:: Data for processing ::

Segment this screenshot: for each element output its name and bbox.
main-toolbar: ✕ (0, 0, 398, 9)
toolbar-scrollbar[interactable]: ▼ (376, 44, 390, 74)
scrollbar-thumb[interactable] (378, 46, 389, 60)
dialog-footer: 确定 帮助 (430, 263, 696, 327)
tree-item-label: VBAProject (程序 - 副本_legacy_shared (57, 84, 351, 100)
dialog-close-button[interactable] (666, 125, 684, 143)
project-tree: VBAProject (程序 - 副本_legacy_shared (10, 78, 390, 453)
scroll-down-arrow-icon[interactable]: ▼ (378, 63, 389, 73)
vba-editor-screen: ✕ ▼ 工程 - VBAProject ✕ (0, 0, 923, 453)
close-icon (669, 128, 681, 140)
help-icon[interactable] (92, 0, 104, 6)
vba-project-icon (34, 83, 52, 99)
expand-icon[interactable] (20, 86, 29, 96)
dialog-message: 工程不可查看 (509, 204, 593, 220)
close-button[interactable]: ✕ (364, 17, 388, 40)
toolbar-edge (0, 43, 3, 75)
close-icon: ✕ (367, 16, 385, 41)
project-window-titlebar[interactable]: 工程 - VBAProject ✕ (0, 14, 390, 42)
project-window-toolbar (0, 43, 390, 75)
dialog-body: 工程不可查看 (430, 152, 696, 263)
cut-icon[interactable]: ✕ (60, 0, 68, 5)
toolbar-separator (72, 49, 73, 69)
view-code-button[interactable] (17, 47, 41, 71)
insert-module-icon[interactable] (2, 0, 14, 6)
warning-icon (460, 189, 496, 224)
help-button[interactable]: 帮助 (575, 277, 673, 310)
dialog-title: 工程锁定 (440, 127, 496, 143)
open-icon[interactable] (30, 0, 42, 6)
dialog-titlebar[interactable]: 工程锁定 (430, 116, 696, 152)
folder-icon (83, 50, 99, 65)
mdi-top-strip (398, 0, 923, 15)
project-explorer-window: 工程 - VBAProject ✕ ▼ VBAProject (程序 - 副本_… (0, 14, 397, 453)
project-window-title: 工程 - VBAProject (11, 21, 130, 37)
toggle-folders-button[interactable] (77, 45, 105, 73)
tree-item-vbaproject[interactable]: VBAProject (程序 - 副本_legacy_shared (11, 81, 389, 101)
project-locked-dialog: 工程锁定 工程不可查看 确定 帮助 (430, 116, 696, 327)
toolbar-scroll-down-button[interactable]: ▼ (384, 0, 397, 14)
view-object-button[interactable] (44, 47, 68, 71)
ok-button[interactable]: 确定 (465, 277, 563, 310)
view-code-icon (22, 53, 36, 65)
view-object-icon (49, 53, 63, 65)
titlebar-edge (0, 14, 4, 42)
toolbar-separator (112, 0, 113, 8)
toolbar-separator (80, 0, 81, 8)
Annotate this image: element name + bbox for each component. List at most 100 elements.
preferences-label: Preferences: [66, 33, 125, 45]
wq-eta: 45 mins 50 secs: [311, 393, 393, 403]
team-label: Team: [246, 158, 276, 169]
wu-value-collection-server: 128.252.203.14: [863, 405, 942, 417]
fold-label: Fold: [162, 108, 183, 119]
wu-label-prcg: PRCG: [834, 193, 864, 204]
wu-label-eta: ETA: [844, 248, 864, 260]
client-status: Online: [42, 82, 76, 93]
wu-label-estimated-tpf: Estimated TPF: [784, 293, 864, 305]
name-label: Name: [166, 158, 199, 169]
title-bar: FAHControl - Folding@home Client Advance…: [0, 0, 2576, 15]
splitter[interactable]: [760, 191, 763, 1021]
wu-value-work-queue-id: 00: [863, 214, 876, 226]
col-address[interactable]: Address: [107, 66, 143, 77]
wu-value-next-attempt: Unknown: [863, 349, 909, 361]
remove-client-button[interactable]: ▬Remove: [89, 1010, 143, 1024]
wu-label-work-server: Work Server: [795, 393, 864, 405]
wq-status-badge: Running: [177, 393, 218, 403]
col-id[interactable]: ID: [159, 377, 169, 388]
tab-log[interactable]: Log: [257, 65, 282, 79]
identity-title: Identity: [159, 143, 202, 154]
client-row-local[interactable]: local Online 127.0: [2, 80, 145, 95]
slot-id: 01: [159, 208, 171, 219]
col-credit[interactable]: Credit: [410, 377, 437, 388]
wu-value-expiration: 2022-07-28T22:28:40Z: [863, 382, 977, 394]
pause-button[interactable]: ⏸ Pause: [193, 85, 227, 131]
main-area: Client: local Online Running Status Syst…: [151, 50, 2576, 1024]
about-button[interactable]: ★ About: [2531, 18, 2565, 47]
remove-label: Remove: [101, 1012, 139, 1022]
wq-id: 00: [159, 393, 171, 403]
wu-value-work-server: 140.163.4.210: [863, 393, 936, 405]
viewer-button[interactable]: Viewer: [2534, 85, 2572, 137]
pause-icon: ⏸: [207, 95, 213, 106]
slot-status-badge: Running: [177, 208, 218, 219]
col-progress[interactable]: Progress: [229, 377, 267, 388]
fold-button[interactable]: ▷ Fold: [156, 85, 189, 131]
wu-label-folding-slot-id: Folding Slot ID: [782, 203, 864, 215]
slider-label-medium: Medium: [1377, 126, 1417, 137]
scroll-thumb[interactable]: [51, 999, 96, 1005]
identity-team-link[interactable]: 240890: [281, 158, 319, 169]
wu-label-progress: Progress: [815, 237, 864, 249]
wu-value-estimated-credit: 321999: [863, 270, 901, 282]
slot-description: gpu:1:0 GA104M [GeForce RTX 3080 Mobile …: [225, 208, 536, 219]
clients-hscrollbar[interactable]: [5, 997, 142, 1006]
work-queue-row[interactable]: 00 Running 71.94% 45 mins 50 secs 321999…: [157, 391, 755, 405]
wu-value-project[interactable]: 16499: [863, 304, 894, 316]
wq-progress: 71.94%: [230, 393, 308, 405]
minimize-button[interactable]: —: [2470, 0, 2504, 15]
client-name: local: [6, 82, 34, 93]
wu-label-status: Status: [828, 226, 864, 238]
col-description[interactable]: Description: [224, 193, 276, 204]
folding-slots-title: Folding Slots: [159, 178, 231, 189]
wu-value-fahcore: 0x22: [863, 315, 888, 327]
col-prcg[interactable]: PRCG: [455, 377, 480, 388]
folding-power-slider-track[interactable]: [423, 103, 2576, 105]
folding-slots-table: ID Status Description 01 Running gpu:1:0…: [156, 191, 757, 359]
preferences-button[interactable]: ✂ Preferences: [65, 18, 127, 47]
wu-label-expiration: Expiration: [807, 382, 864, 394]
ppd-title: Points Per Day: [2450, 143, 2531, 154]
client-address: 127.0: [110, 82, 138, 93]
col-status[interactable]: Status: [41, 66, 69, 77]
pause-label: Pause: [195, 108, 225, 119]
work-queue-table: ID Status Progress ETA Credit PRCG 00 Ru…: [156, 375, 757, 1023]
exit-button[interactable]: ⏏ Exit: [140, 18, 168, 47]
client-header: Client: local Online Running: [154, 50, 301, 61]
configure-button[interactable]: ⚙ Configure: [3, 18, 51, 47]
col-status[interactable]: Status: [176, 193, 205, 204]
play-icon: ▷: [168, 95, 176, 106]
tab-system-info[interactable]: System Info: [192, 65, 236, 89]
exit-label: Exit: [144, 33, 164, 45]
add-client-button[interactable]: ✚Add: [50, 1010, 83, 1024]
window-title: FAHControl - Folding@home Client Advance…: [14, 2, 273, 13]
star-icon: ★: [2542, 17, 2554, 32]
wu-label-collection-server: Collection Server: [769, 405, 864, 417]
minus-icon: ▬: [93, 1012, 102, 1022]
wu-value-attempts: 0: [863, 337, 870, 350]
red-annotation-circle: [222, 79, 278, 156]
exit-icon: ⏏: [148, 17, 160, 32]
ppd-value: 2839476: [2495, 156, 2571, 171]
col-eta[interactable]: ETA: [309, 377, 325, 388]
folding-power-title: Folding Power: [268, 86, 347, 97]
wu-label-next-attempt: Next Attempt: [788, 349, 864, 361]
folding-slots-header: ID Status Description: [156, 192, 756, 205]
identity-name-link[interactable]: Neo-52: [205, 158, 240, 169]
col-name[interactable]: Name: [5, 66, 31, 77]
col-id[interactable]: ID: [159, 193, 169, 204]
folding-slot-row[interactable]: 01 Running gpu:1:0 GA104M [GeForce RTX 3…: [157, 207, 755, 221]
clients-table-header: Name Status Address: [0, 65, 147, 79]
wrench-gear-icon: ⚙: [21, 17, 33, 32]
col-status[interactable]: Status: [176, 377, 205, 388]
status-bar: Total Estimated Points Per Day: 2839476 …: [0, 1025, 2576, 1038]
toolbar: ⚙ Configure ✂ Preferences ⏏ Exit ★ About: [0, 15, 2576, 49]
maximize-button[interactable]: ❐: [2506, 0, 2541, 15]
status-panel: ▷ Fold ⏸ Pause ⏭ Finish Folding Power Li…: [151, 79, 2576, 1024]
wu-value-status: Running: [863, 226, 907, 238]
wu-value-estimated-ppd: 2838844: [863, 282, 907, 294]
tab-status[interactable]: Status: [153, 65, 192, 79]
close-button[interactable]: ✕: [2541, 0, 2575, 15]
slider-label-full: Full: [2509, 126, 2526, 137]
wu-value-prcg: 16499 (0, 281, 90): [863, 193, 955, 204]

:::

_Written request_
Turn the part of the listing above that runs from its first line through the line containing "expand-icon[interactable] (20, 86, 29, 96)" into a numbered list, leaving out any blank lines.

_Exercise answer_
1. Segment this screenshot: for each element output its name and bbox.
2. main-toolbar: ✕ (0, 0, 398, 9)
3. toolbar-scrollbar[interactable]: ▼ (376, 44, 390, 74)
4. scrollbar-thumb[interactable] (378, 46, 389, 60)
5. dialog-footer: 确定 帮助 (430, 263, 696, 327)
6. tree-item-label: VBAProject (程序 - 副本_legacy_shared (57, 84, 351, 100)
7. dialog-close-button[interactable] (666, 125, 684, 143)
8. project-tree: VBAProject (程序 - 副本_legacy_shared (10, 78, 390, 453)
9. scroll-down-arrow-icon[interactable]: ▼ (378, 63, 389, 73)
10. vba-editor-screen: ✕ ▼ 工程 - VBAProject ✕ (0, 0, 923, 453)
11. close-icon (669, 128, 681, 140)
12. help-icon[interactable] (92, 0, 104, 6)
13. vba-project-icon (34, 83, 52, 99)
14. expand-icon[interactable] (20, 86, 29, 96)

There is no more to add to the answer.